Exercise requirements — Select the lines that contain "this" and copy each of them.

Provided information —
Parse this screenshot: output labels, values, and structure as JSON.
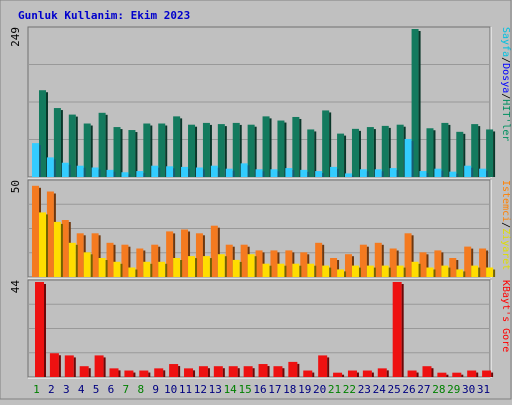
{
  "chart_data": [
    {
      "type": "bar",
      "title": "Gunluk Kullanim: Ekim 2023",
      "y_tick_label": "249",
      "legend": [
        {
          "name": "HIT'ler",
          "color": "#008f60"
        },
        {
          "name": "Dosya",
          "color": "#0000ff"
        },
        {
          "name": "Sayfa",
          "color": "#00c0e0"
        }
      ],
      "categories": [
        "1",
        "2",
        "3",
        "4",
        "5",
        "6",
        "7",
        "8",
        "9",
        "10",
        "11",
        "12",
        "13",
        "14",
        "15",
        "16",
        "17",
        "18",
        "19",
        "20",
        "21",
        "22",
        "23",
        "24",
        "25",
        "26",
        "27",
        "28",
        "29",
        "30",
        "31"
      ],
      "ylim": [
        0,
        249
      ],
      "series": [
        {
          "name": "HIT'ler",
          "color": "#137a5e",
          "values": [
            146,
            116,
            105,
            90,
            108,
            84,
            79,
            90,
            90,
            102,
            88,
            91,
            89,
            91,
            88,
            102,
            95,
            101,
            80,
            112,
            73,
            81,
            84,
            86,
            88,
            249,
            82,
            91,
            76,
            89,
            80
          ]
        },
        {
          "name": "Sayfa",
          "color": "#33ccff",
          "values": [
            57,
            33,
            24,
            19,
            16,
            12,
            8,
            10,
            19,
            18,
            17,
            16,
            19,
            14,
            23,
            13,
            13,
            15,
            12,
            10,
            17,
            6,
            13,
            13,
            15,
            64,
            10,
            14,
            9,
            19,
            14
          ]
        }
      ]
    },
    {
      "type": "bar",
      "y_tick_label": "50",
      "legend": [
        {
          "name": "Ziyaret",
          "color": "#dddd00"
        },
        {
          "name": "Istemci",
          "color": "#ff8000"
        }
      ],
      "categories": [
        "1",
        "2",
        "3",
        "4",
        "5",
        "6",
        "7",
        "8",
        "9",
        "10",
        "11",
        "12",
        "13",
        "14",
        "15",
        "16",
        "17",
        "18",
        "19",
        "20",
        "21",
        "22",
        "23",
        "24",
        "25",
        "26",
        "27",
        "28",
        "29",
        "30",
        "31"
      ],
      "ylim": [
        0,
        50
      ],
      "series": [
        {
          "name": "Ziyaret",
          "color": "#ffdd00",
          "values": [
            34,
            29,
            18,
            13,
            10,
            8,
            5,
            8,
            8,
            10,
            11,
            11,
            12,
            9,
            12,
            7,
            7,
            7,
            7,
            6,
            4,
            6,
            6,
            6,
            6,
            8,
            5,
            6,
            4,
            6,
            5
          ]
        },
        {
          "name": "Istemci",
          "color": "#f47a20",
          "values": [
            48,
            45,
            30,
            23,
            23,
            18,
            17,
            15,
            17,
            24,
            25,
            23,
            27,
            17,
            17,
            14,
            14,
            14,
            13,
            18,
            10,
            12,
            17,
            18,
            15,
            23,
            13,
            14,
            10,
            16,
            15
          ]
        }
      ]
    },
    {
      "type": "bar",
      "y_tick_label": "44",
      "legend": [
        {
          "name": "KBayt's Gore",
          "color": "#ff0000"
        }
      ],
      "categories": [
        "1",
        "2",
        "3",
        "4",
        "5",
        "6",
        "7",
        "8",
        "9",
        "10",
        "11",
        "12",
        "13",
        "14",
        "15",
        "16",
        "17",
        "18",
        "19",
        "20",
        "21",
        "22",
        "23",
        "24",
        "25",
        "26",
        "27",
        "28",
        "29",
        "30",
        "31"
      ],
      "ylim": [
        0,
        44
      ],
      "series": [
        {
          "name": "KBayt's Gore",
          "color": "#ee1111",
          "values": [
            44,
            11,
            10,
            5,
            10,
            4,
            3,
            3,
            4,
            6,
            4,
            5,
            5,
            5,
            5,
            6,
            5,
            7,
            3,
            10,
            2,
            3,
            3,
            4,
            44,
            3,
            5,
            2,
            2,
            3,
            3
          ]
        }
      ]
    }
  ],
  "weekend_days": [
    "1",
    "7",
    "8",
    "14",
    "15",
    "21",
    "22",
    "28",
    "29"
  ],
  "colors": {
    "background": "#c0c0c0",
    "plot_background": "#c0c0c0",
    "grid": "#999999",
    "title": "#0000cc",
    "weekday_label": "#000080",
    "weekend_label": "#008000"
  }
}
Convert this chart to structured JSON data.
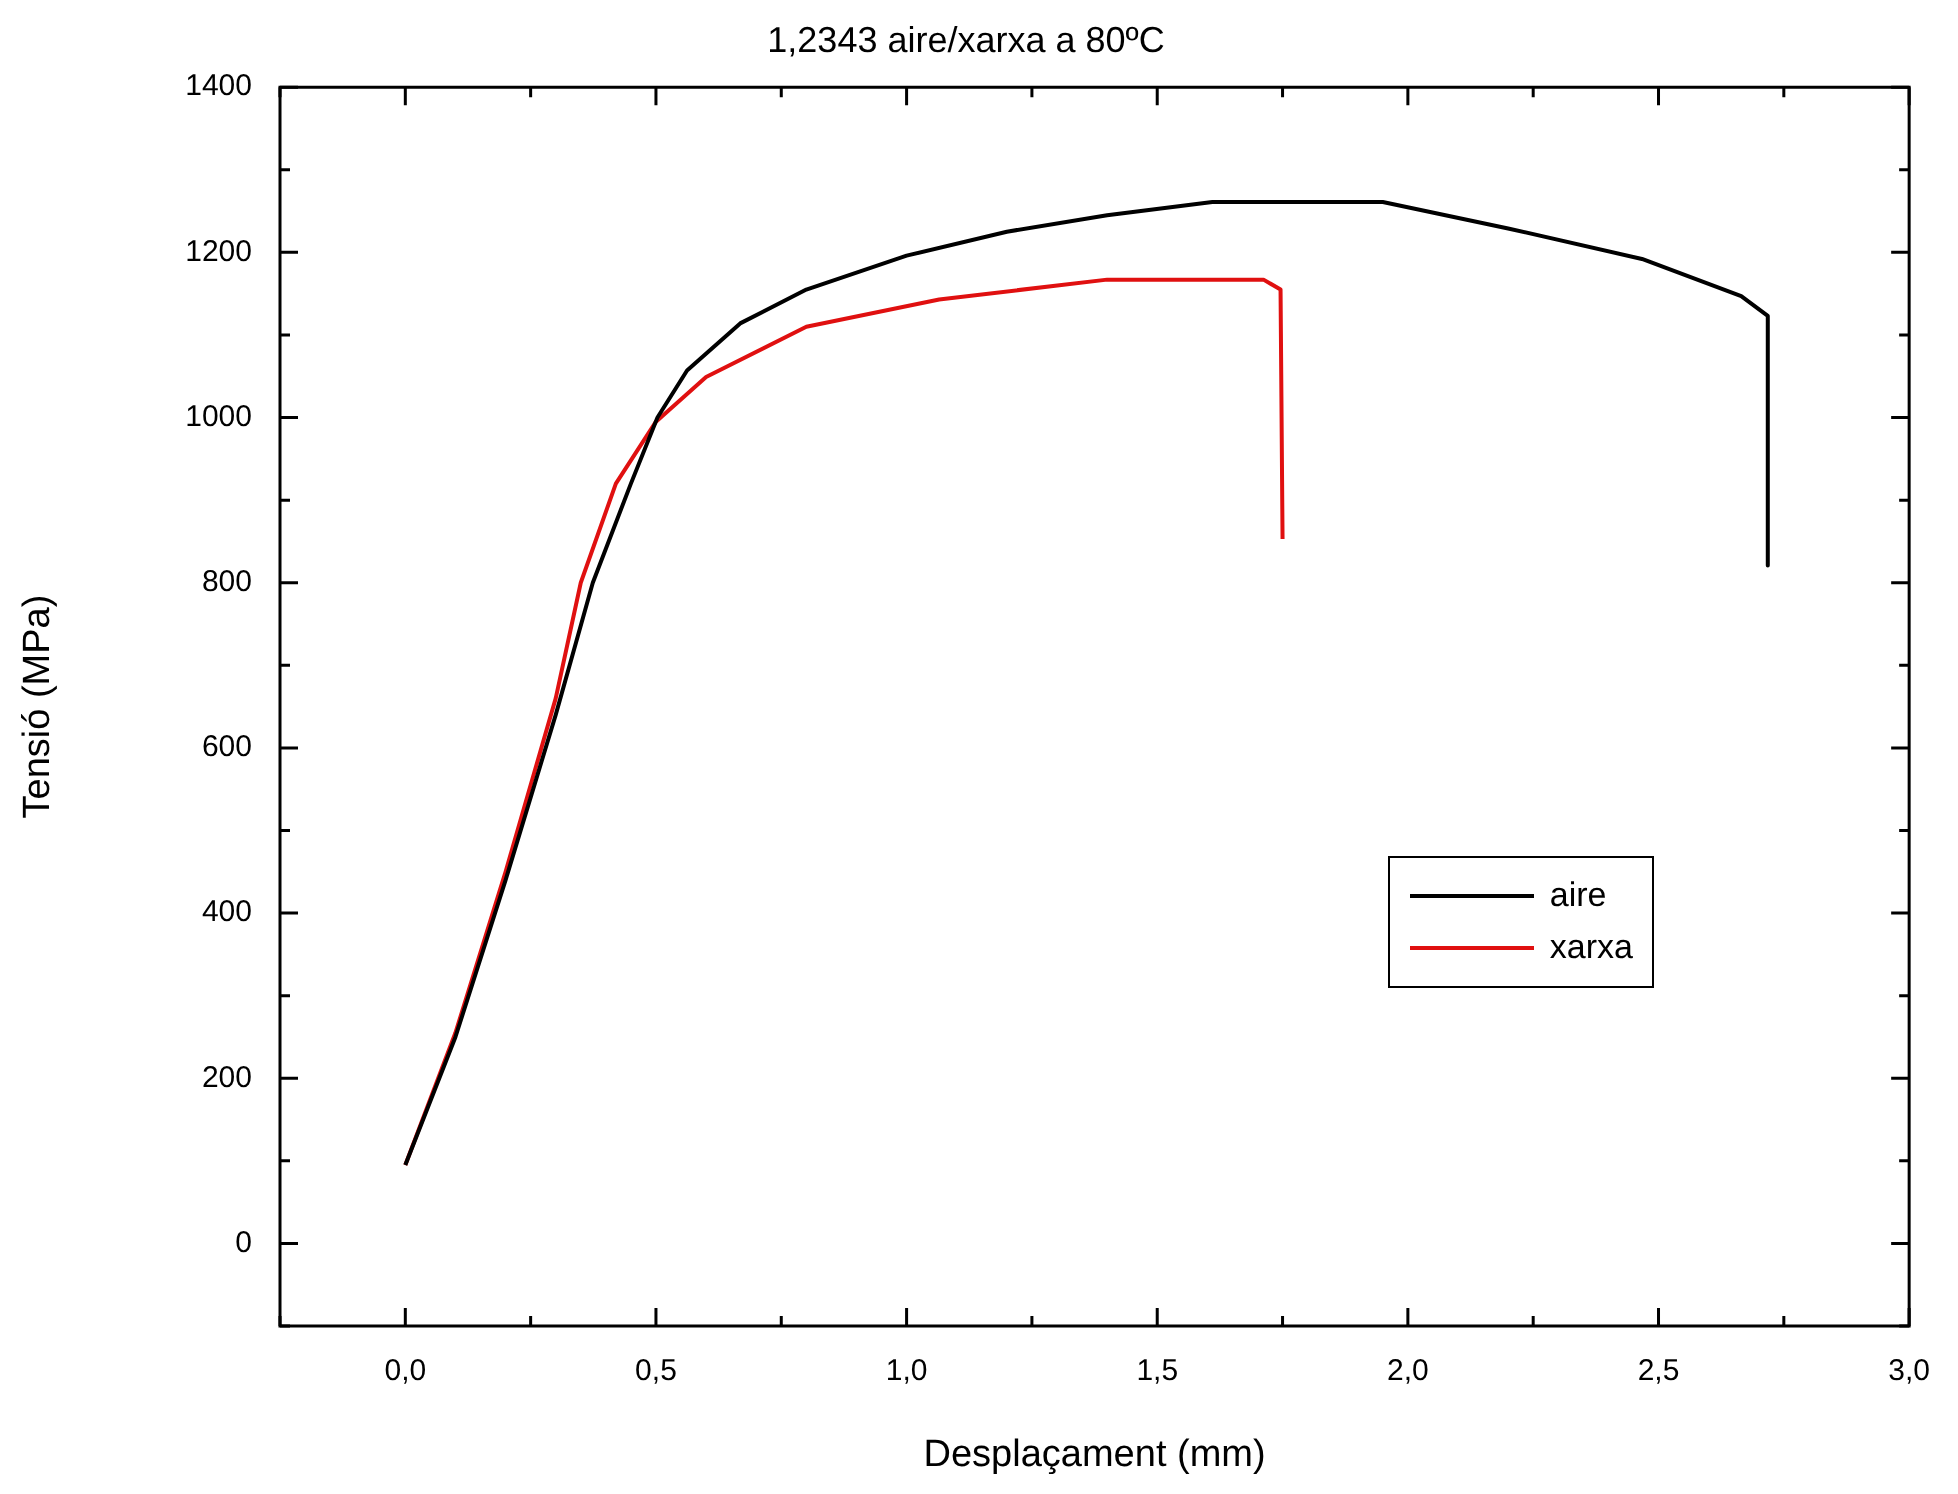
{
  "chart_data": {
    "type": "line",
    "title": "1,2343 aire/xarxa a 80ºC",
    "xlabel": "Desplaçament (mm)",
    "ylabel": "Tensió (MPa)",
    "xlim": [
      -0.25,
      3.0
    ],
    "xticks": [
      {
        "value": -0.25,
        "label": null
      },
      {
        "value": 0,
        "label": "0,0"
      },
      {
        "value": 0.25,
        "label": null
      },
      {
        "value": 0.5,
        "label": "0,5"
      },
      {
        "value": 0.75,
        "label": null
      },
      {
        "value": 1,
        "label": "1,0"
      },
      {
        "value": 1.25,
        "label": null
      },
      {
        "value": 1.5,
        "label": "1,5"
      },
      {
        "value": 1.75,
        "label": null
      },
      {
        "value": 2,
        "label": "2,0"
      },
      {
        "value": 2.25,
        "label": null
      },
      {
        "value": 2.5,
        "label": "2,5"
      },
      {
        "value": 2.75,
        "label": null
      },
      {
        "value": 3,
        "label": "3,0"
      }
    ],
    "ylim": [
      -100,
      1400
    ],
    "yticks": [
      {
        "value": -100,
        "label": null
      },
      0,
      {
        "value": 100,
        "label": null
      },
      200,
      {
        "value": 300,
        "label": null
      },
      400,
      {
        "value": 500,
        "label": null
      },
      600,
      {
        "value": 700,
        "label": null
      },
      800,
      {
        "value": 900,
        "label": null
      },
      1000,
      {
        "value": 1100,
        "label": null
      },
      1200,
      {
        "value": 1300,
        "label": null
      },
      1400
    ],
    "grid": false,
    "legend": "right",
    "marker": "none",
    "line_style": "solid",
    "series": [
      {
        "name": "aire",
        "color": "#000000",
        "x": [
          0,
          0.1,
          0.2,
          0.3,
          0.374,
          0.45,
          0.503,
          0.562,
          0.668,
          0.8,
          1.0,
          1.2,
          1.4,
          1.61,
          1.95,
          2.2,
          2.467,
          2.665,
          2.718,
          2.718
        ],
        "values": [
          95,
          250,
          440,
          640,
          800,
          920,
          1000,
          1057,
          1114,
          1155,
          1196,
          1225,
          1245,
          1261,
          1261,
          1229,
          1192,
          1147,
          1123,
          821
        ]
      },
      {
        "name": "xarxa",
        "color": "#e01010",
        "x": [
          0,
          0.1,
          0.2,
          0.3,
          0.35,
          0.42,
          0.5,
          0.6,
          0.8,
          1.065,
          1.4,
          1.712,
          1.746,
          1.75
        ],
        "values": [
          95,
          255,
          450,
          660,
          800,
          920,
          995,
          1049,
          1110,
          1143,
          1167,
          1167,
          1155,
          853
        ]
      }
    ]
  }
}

The completed task —
Parse this screenshot: output labels, values, and structure as JSON.
Convert this chart to structured JSON data.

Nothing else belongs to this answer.